■ **Stated exercise**: What follows is a listing to be transcribed exactly.

===== Data listing =====

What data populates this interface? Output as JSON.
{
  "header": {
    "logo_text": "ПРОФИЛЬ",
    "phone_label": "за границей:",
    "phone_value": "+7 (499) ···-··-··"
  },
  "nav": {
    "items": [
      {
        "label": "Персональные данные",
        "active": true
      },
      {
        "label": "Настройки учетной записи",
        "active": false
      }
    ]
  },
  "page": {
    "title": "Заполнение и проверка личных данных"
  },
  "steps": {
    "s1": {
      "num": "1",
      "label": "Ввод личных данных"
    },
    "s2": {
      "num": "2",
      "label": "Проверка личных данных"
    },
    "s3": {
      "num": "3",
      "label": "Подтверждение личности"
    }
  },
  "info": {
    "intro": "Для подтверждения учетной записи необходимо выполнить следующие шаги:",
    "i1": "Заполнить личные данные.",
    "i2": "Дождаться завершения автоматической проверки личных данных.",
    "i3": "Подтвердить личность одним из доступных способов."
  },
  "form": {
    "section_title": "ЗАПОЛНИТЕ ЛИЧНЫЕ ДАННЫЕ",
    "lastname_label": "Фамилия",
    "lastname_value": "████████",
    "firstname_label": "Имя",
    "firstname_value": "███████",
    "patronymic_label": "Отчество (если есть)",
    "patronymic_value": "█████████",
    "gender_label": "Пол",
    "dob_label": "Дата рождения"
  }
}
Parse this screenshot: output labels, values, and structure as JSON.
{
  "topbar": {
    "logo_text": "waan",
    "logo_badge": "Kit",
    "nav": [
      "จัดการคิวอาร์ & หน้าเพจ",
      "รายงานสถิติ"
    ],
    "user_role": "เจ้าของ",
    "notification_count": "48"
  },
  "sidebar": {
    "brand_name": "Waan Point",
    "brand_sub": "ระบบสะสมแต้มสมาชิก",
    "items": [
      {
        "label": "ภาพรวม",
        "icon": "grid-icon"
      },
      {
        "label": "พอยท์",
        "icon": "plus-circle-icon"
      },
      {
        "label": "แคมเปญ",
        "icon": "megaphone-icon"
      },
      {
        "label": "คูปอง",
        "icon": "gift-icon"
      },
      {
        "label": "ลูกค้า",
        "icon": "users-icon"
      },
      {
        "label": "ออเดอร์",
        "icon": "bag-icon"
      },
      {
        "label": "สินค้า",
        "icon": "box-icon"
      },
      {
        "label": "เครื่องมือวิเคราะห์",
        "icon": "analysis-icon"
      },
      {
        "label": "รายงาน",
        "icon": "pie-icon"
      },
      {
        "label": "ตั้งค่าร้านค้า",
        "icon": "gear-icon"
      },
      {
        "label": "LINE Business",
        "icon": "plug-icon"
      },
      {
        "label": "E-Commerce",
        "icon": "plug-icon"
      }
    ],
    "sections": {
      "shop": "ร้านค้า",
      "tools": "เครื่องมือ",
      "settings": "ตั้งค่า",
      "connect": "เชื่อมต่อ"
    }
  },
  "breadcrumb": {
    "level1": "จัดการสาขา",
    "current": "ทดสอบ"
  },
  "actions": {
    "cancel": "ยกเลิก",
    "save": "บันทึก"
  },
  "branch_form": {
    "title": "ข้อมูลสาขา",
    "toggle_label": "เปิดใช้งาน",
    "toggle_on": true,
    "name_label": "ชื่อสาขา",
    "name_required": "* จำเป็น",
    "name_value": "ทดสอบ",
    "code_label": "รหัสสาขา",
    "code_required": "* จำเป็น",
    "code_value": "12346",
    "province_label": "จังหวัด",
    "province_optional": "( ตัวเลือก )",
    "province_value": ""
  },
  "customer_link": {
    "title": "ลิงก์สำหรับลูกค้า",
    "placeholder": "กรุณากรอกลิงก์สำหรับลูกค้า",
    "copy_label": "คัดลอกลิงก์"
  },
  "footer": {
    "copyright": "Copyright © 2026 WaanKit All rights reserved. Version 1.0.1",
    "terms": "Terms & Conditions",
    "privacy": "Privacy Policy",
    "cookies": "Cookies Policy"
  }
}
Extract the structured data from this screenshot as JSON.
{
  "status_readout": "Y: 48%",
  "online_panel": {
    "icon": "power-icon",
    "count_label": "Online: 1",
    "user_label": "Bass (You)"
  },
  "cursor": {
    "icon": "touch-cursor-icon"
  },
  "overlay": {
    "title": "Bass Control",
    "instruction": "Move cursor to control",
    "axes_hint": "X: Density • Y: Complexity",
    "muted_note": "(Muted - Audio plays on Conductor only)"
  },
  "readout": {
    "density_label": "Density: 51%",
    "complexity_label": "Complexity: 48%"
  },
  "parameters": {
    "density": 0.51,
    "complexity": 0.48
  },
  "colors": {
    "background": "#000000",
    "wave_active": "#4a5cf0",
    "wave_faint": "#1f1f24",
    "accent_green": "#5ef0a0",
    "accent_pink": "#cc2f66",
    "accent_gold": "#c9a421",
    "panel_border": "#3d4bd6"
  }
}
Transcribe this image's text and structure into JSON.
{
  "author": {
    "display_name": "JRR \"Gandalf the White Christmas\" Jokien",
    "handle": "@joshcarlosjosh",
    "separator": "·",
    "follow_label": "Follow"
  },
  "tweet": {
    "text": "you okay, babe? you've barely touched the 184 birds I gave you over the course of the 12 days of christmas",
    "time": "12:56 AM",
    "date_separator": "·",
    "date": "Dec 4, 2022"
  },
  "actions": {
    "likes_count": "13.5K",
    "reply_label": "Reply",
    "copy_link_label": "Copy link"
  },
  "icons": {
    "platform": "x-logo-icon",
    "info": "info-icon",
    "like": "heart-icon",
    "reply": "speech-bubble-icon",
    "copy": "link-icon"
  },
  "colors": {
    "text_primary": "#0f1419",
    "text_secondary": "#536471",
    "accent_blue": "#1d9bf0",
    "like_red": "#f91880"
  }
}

=====

■ **Reply**:
What data populates this interface? Output as JSON.
{
  "header": {
    "logo_text": "ПРОФИЛЬ",
    "phone_label": "за границей:",
    "phone_value": "+7 (499) ···-··-··"
  },
  "nav": {
    "items": [
      {
        "label": "Персональные данные",
        "active": true
      },
      {
        "label": "Настройки учетной записи",
        "active": false
      }
    ]
  },
  "page": {
    "title": "Заполнение и проверка личных данных"
  },
  "steps": {
    "s1": {
      "num": "1",
      "label": "Ввод личных данных"
    },
    "s2": {
      "num": "2",
      "label": "Проверка личных данных"
    },
    "s3": {
      "num": "3",
      "label": "Подтверждение личности"
    }
  },
  "info": {
    "intro": "Для подтверждения учетной записи необходимо выполнить следующие шаги:",
    "i1": "Заполнить личные данные.",
    "i2": "Дождаться завершения автоматической проверки личных данных.",
    "i3": "Подтвердить личность одним из доступных способов."
  },
  "form": {
    "section_title": "ЗАПОЛНИТЕ ЛИЧНЫЕ ДАННЫЕ",
    "lastname_label": "Фамилия",
    "lastname_value": "████████",
    "firstname_label": "Имя",
    "firstname_value": "███████",
    "patronymic_label": "Отчество (если есть)",
    "patronymic_value": "█████████",
    "gender_label": "Пол",
    "dob_label": "Дата рождения"
  }
}
Parse this screenshot: output labels, values, and structure as JSON.
{
  "topbar": {
    "logo_text": "waan",
    "logo_badge": "Kit",
    "nav": [
      "จัดการคิวอาร์ & หน้าเพจ",
      "รายงานสถิติ"
    ],
    "user_role": "เจ้าของ",
    "notification_count": "48"
  },
  "sidebar": {
    "brand_name": "Waan Point",
    "brand_sub": "ระบบสะสมแต้มสมาชิก",
    "items": [
      {
        "label": "ภาพรวม",
        "icon": "grid-icon"
      },
      {
        "label": "พอยท์",
        "icon": "plus-circle-icon"
      },
      {
        "label": "แคมเปญ",
        "icon": "megaphone-icon"
      },
      {
        "label": "คูปอง",
        "icon": "gift-icon"
      },
      {
        "label": "ลูกค้า",
        "icon": "users-icon"
      },
      {
        "label": "ออเดอร์",
        "icon": "bag-icon"
      },
      {
        "label": "สินค้า",
        "icon": "box-icon"
      },
      {
        "label": "เครื่องมือวิเคราะห์",
        "icon": "analysis-icon"
      },
      {
        "label": "รายงาน",
        "icon": "pie-icon"
      },
      {
        "label": "ตั้งค่าร้านค้า",
        "icon": "gear-icon"
      },
      {
        "label": "LINE Business",
        "icon": "plug-icon"
      },
      {
        "label": "E-Commerce",
        "icon": "plug-icon"
      }
    ],
    "sections": {
      "shop": "ร้านค้า",
      "tools": "เครื่องมือ",
      "settings": "ตั้งค่า",
      "connect": "เชื่อมต่อ"
    }
  },
  "breadcrumb": {
    "level1": "จัดการสาขา",
    "current": "ทดสอบ"
  },
  "actions": {
    "cancel": "ยกเลิก",
    "save": "บันทึก"
  },
  "branch_form": {
    "title": "ข้อมูลสาขา",
    "toggle_label": "เปิดใช้งาน",
    "toggle_on": true,
    "name_label": "ชื่อสาขา",
    "name_required": "* จำเป็น",
    "name_value": "ทดสอบ",
    "code_label": "รหัสสาขา",
    "code_required": "* จำเป็น",
    "code_value": "12346",
    "province_label": "จังหวัด",
    "province_optional": "( ตัวเลือก )",
    "province_value": ""
  },
  "customer_link": {
    "title": "ลิงก์สำหรับลูกค้า",
    "placeholder": "กรุณากรอกลิงก์สำหรับลูกค้า",
    "copy_label": "คัดลอกลิงก์"
  },
  "footer": {
    "copyright": "Copyright © 2026 WaanKit All rights reserved. Version 1.0.1",
    "terms": "Terms & Conditions",
    "privacy": "Privacy Policy",
    "cookies": "Cookies Policy"
  }
}
Extract the structured data from this screenshot as JSON.
{
  "status_readout": "Y: 48%",
  "online_panel": {
    "icon": "power-icon",
    "count_label": "Online: 1",
    "user_label": "Bass (You)"
  },
  "cursor": {
    "icon": "touch-cursor-icon"
  },
  "overlay": {
    "title": "Bass Control",
    "instruction": "Move cursor to control",
    "axes_hint": "X: Density • Y: Complexity",
    "muted_note": "(Muted - Audio plays on Conductor only)"
  },
  "readout": {
    "density_label": "Density: 51%",
    "complexity_label": "Complexity: 48%"
  },
  "parameters": {
    "density": 0.51,
    "complexity": 0.48
  },
  "colors": {
    "background": "#000000",
    "wave_active": "#4a5cf0",
    "wave_faint": "#1f1f24",
    "accent_green": "#5ef0a0",
    "accent_pink": "#cc2f66",
    "accent_gold": "#c9a421",
    "panel_border": "#3d4bd6"
  }
}
Transcribe this image's text and structure into JSON.
{
  "author": {
    "display_name": "JRR \"Gandalf the White Christmas\" Jokien",
    "handle": "@joshcarlosjosh",
    "separator": "·",
    "follow_label": "Follow"
  },
  "tweet": {
    "text": "you okay, babe? you've barely touched the 184 birds I gave you over the course of the 12 days of christmas",
    "time": "12:56 AM",
    "date_separator": "·",
    "date": "Dec 4, 2022"
  },
  "actions": {
    "likes_count": "13.5K",
    "reply_label": "Reply",
    "copy_link_label": "Copy link"
  },
  "icons": {
    "platform": "x-logo-icon",
    "info": "info-icon",
    "like": "heart-icon",
    "reply": "speech-bubble-icon",
    "copy": "link-icon"
  },
  "colors": {
    "text_primary": "#0f1419",
    "text_secondary": "#536471",
    "accent_blue": "#1d9bf0",
    "like_red": "#f91880"
  }
}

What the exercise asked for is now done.